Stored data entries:
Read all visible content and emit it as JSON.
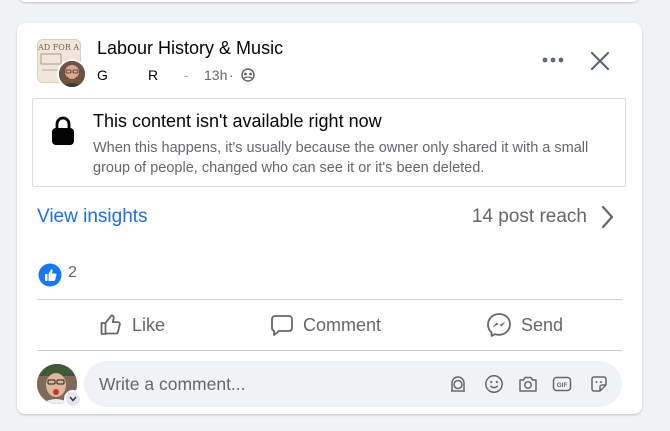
{
  "post": {
    "group_name": "Labour History & Music",
    "group_logo_text": "AD FOR ALL",
    "author_first": "G",
    "author_last": "R",
    "separator": "-",
    "time": "13h",
    "dot": "·",
    "audience_icon": "group-globe-icon",
    "more_label": "•••",
    "close_label": "✕"
  },
  "unavailable": {
    "title": "This content isn't available right now",
    "body": "When this happens, it's usually because the owner only shared it with a small group of people, changed who can see it or it's been deleted."
  },
  "insights": {
    "link": "View insights",
    "reach": "14 post reach"
  },
  "reactions": {
    "count": "2"
  },
  "actions": {
    "like": "Like",
    "comment": "Comment",
    "send": "Send"
  },
  "composer": {
    "placeholder": "Write a comment..."
  },
  "colors": {
    "link_blue": "#216fdb",
    "muted_gray": "#65676b",
    "like_blue": "#1877f2"
  }
}
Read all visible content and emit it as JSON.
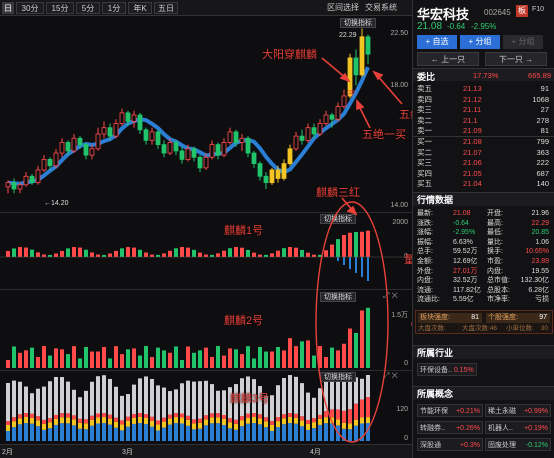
{
  "toolbar": {
    "periods": [
      "日",
      "30分",
      "15分",
      "5分",
      "1分",
      "年K",
      "五日"
    ],
    "selected": "日",
    "range_select": "区间选择",
    "trade_system": "交易系统"
  },
  "main_chart": {
    "switch_label": "切换指标",
    "y_ticks": [
      "22.50",
      "18.00",
      "14.00"
    ],
    "high_label": "22.29",
    "low_label": "←14.20",
    "signal_label": "冲",
    "candles": [
      [
        14.8,
        15.0,
        14.5,
        15.1
      ],
      [
        15.0,
        14.7,
        14.5,
        15.2
      ],
      [
        14.7,
        14.9,
        14.5,
        15.0
      ],
      [
        14.9,
        15.3,
        14.8,
        15.5
      ],
      [
        15.3,
        15.0,
        14.9,
        15.4
      ],
      [
        15.0,
        15.6,
        14.9,
        15.8
      ],
      [
        15.6,
        16.1,
        15.5,
        16.3
      ],
      [
        16.1,
        15.8,
        15.6,
        16.2
      ],
      [
        15.8,
        16.4,
        15.7,
        16.6
      ],
      [
        16.4,
        16.9,
        16.2,
        17.1
      ],
      [
        16.9,
        16.5,
        16.3,
        17.0
      ],
      [
        16.5,
        17.1,
        16.4,
        17.3
      ],
      [
        17.1,
        16.8,
        16.6,
        17.2
      ],
      [
        16.8,
        16.3,
        16.1,
        16.9
      ],
      [
        16.3,
        16.6,
        16.1,
        16.8
      ],
      [
        16.6,
        17.3,
        16.5,
        17.6
      ],
      [
        17.3,
        17.6,
        17.1,
        17.9
      ],
      [
        17.6,
        17.2,
        17.0,
        17.8
      ],
      [
        17.2,
        17.8,
        17.1,
        18.0
      ],
      [
        17.8,
        18.3,
        17.7,
        18.5
      ],
      [
        18.3,
        17.9,
        17.7,
        18.4
      ],
      [
        17.9,
        18.2,
        17.6,
        18.4
      ],
      [
        18.2,
        17.5,
        17.3,
        18.3
      ],
      [
        17.5,
        17.0,
        16.8,
        17.6
      ],
      [
        17.0,
        17.4,
        16.8,
        17.6
      ],
      [
        17.4,
        16.8,
        16.6,
        17.5
      ],
      [
        16.8,
        16.4,
        16.2,
        17.0
      ],
      [
        16.4,
        16.9,
        16.3,
        17.1
      ],
      [
        16.9,
        16.5,
        16.3,
        17.0
      ],
      [
        16.5,
        16.1,
        15.9,
        16.7
      ],
      [
        16.1,
        16.6,
        16.0,
        16.8
      ],
      [
        16.6,
        16.2,
        16.0,
        16.7
      ],
      [
        16.2,
        15.7,
        15.5,
        16.3
      ],
      [
        15.7,
        16.2,
        15.6,
        16.4
      ],
      [
        16.2,
        16.8,
        16.1,
        17.0
      ],
      [
        16.8,
        16.3,
        16.1,
        16.9
      ],
      [
        16.3,
        16.9,
        16.2,
        17.1
      ],
      [
        16.9,
        17.4,
        16.8,
        17.6
      ],
      [
        17.4,
        16.9,
        16.7,
        17.5
      ],
      [
        16.9,
        17.1,
        16.5,
        17.3
      ],
      [
        17.1,
        16.4,
        16.2,
        17.2
      ],
      [
        16.4,
        15.9,
        15.7,
        16.5
      ],
      [
        15.9,
        15.3,
        15.1,
        16.0
      ],
      [
        15.3,
        15.0,
        14.7,
        15.5
      ],
      [
        15.0,
        15.6,
        14.9,
        15.7
      ],
      [
        15.6,
        15.2,
        15.0,
        15.8
      ],
      [
        15.2,
        15.9,
        15.1,
        16.1
      ],
      [
        15.9,
        16.6,
        15.8,
        16.8
      ],
      [
        16.6,
        17.2,
        16.5,
        17.4
      ],
      [
        17.2,
        17.0,
        16.8,
        17.5
      ],
      [
        17.0,
        17.6,
        16.9,
        17.8
      ],
      [
        17.6,
        17.3,
        17.1,
        17.8
      ],
      [
        17.3,
        17.8,
        17.2,
        18.0
      ],
      [
        17.8,
        18.2,
        17.7,
        18.4
      ],
      [
        18.2,
        18.0,
        17.6,
        18.3
      ],
      [
        18.0,
        18.6,
        17.9,
        18.8
      ],
      [
        18.6,
        19.1,
        18.5,
        19.4
      ],
      [
        19.1,
        20.9,
        19.0,
        21.1
      ],
      [
        20.9,
        20.1,
        19.6,
        21.3
      ],
      [
        20.1,
        21.9,
        20.0,
        22.29
      ],
      [
        21.9,
        21.08,
        20.6,
        22.0
      ]
    ],
    "yellow_candles": [
      44,
      45,
      46,
      47,
      57,
      59
    ]
  },
  "annotations": {
    "a1": "大阳穿麒麟",
    "a2": "五绝二买",
    "a3": "五绝一买",
    "a4": "麒麟三红",
    "a5": "麒麟1号",
    "a6": "麒麟2号",
    "a7": "麒麟3号",
    "a8": "量化强度"
  },
  "panel1": {
    "switch_label": "切换指标",
    "y_ticks": [
      "2000",
      "0"
    ]
  },
  "panel2": {
    "switch_label": "切换指标",
    "y_ticks": [
      "1.5万",
      "0"
    ]
  },
  "panel3": {
    "switch_label": "切换指标",
    "y_ticks": [
      "120",
      "0"
    ]
  },
  "xaxis": {
    "labels": [
      "2月",
      "3月",
      "4月"
    ]
  },
  "stock": {
    "name": "华宏科技",
    "code": "002645",
    "price": "21.08",
    "change": "-0.64",
    "pct": "-2.95%",
    "tag": "板",
    "f10": "F10",
    "add_self": "+ 自选",
    "add_group": "+ 分组",
    "add_group2": "+ 分组",
    "prev": "上一只",
    "next": "下一只"
  },
  "orderbook": {
    "title": "委比",
    "ratio": "17.73%",
    "ratio_val": "665.89",
    "asks": [
      [
        "卖五",
        "21.13",
        "91"
      ],
      [
        "卖四",
        "21.12",
        "1068"
      ],
      [
        "卖三",
        "21.11",
        "27"
      ],
      [
        "卖二",
        "21.1",
        "278"
      ],
      [
        "卖一",
        "21.09",
        "81"
      ]
    ],
    "bids": [
      [
        "买一",
        "21.08",
        "799"
      ],
      [
        "买二",
        "21.07",
        "363"
      ],
      [
        "买三",
        "21.06",
        "222"
      ],
      [
        "买四",
        "21.05",
        "687"
      ],
      [
        "买五",
        "21.04",
        "140"
      ]
    ]
  },
  "quote": {
    "title": "行情数据",
    "rows": [
      [
        "最新:",
        "21.08",
        "开盘:",
        "21.96"
      ],
      [
        "涨跌:",
        "-0.64",
        "最高:",
        "22.29"
      ],
      [
        "涨幅:",
        "-2.95%",
        "最低:",
        "20.85"
      ],
      [
        "振幅:",
        "6.63%",
        "量比:",
        "1.06"
      ],
      [
        "总手:",
        "59.52万",
        "换手:",
        "10.65%"
      ],
      [
        "金额:",
        "12.69亿",
        "市盈:",
        "23.89"
      ],
      [
        "外盘:",
        "27.01万",
        "内盘:",
        "19.55"
      ],
      [
        "内盘:",
        "32.52万",
        "总市值:",
        "132.30亿"
      ],
      [
        "流通:",
        "117.82亿",
        "总股本:",
        "6.28亿"
      ],
      [
        "流通比:",
        "5.59亿",
        "市净率:",
        "亏损"
      ]
    ]
  },
  "strength": {
    "sector_label": "板块强度:",
    "sector_val": "81",
    "stock_label": "个股强度:",
    "stock_val": "97",
    "big_label": "大盘次数:",
    "big_val": "大盘次数:46",
    "sec_label": "小单位数:",
    "sec_val": "30"
  },
  "industry": {
    "title": "所属行业",
    "item": "环保设备..",
    "pct": "0.15%"
  },
  "concepts": {
    "title": "所属概念",
    "items": [
      [
        "节能环保",
        "+0.21%"
      ],
      [
        "稀土永磁",
        "+0.99%"
      ],
      [
        "转融券..",
        "+0.26%"
      ],
      [
        "机器人..",
        "+0.19%"
      ],
      [
        "深股通",
        "+0.3%"
      ],
      [
        "固废处理",
        "-0.12%"
      ]
    ]
  }
}
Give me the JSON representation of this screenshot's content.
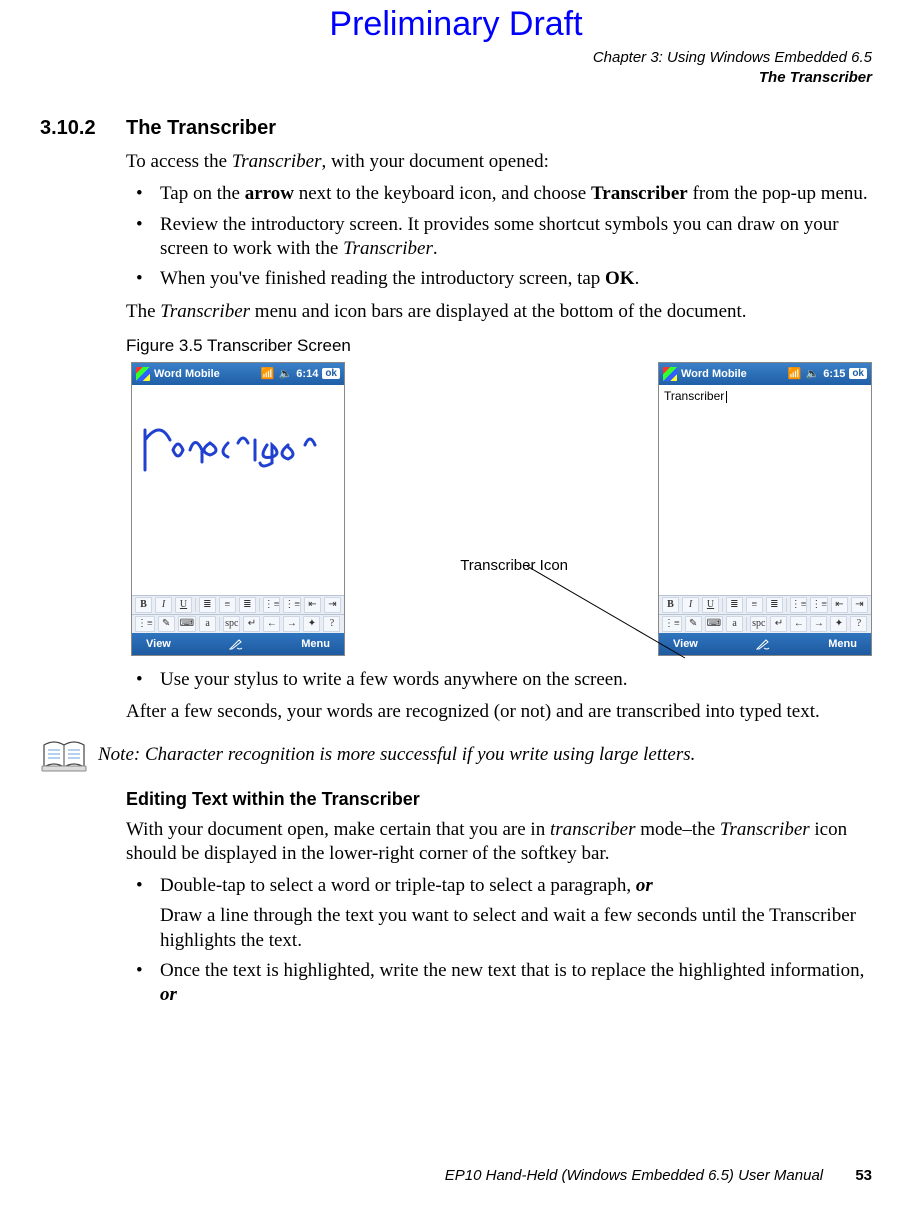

[Exercise goal] Say how many lines of the material contain the word "title", with no other text.

[Solution below] 5